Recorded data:
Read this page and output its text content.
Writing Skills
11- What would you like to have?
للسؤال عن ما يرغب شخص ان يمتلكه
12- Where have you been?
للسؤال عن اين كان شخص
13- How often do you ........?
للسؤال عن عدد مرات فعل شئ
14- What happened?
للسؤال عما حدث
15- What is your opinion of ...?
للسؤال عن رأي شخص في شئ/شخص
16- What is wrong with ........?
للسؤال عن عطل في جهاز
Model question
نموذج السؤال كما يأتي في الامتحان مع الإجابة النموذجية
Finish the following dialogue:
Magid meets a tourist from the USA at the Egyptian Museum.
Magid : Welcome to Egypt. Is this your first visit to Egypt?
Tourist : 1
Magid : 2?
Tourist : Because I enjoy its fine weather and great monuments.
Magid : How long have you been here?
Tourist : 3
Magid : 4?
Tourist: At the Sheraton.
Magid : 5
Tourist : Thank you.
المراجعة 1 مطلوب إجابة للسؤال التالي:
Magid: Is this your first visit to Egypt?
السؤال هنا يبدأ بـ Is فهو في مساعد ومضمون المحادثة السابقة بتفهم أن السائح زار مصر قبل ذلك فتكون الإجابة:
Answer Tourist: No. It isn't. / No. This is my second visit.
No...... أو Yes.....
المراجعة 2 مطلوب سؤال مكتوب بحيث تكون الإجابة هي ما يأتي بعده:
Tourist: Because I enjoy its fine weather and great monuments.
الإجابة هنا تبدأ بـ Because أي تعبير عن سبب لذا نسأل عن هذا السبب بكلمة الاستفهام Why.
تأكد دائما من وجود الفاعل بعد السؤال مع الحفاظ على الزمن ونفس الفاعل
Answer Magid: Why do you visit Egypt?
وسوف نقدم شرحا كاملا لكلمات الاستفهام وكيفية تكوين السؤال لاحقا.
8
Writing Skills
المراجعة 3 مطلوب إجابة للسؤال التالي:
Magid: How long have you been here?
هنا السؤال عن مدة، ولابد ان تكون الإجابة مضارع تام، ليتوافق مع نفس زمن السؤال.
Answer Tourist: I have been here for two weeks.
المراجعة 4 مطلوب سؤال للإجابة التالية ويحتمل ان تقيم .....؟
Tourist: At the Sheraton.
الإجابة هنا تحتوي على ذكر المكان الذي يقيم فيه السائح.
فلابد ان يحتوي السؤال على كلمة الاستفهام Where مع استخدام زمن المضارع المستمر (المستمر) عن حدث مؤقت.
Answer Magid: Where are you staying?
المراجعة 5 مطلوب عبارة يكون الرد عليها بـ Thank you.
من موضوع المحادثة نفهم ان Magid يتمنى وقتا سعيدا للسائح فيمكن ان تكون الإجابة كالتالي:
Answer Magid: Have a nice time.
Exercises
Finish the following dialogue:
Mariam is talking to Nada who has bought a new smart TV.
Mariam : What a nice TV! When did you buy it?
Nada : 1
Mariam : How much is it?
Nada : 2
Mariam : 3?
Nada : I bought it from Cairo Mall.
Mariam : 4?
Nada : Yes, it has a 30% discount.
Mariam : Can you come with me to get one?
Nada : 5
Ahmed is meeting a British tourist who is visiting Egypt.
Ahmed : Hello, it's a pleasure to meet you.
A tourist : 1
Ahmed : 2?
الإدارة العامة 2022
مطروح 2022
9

* _What is being asked_
Of the lines in the material, how many include "السائح"? Respond with the number alone.

* _Response to this task_
2